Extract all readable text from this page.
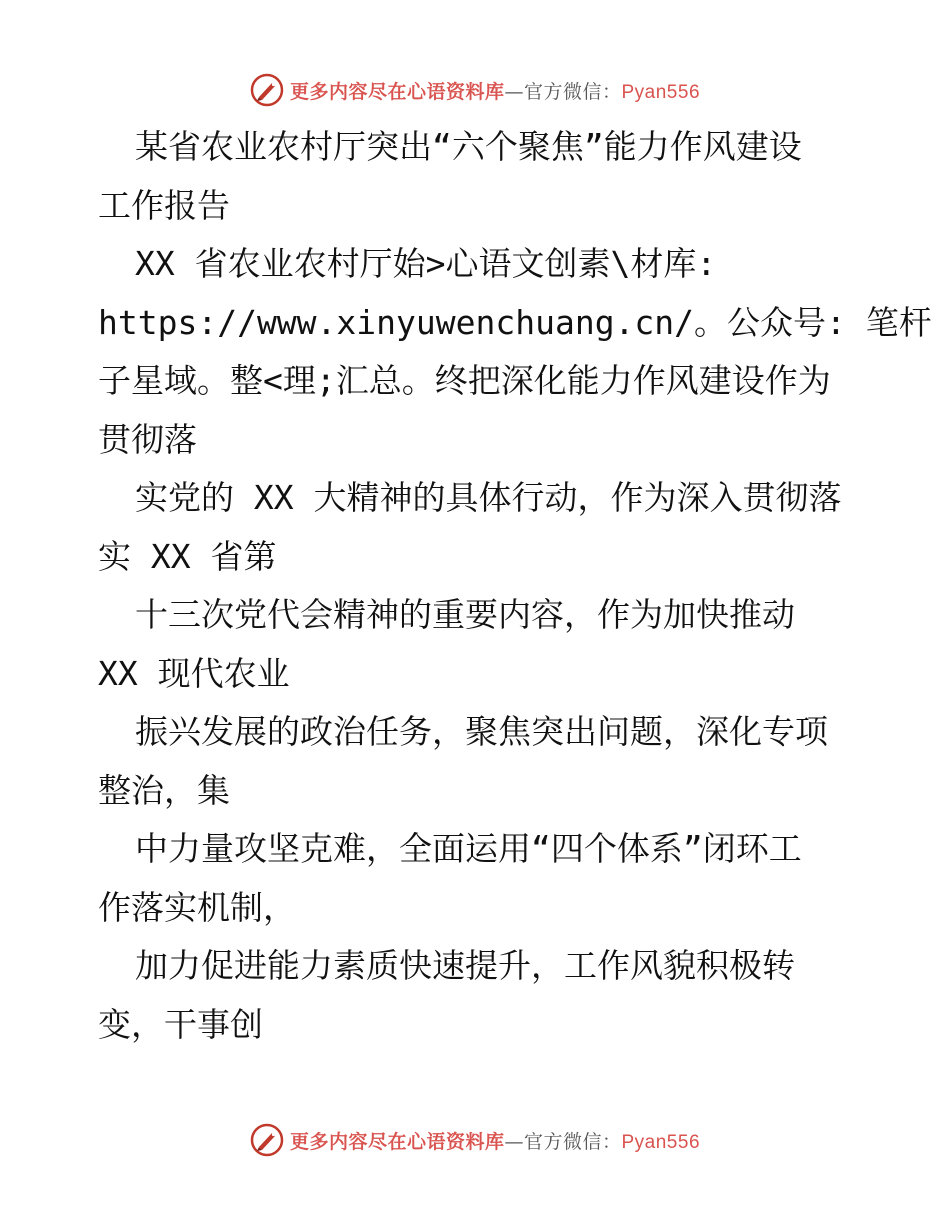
更多内容尽在心语资料库—官方微信：Pyan556
某省农业农村厅突出“六个聚焦”能力作风建设
工作报告
XX 省农业农村厅始>心语文创素\材库:
https://www.xinyuwenchuang.cn/。公众号: 笔杆
子星域。整<理;汇总。终把深化能力作风建设作为
贯彻落
实党的 XX 大精神的具体行动，作为深入贯彻落
实 XX 省第
十三次党代会精神的重要内容，作为加快推动
XX 现代农业
振兴发展的政治任务，聚焦突出问题，深化专项
整治，集
中力量攻坚克难，全面运用“四个体系”闭环工
作落实机制，
加力促进能力素质快速提升，工作风貌积极转
变，干事创
更多内容尽在心语资料库—官方微信：Pyan556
———
__REQUIREMENTS__. The material above holds pictures; copy everything else in it exactly.

__OUTPUT OF THE TASK__.
Extract all readable text from this page.
更多内容尽在心语资料库—官方微信：Pyan556
某省农业农村厅突出“六个聚焦”能力作风建设
工作报告
XX 省农业农村厅始>心语文创素\材库:
https://www.xinyuwenchuang.cn/。公众号: 笔杆
子星域。整<理;汇总。终把深化能力作风建设作为
贯彻落
实党的 XX 大精神的具体行动，作为深入贯彻落
实 XX 省第
十三次党代会精神的重要内容，作为加快推动
XX 现代农业
振兴发展的政治任务，聚焦突出问题，深化专项
整治，集
中力量攻坚克难，全面运用“四个体系”闭环工
作落实机制，
加力促进能力素质快速提升，工作风貌积极转
变，干事创
更多内容尽在心语资料库—官方微信：Pyan556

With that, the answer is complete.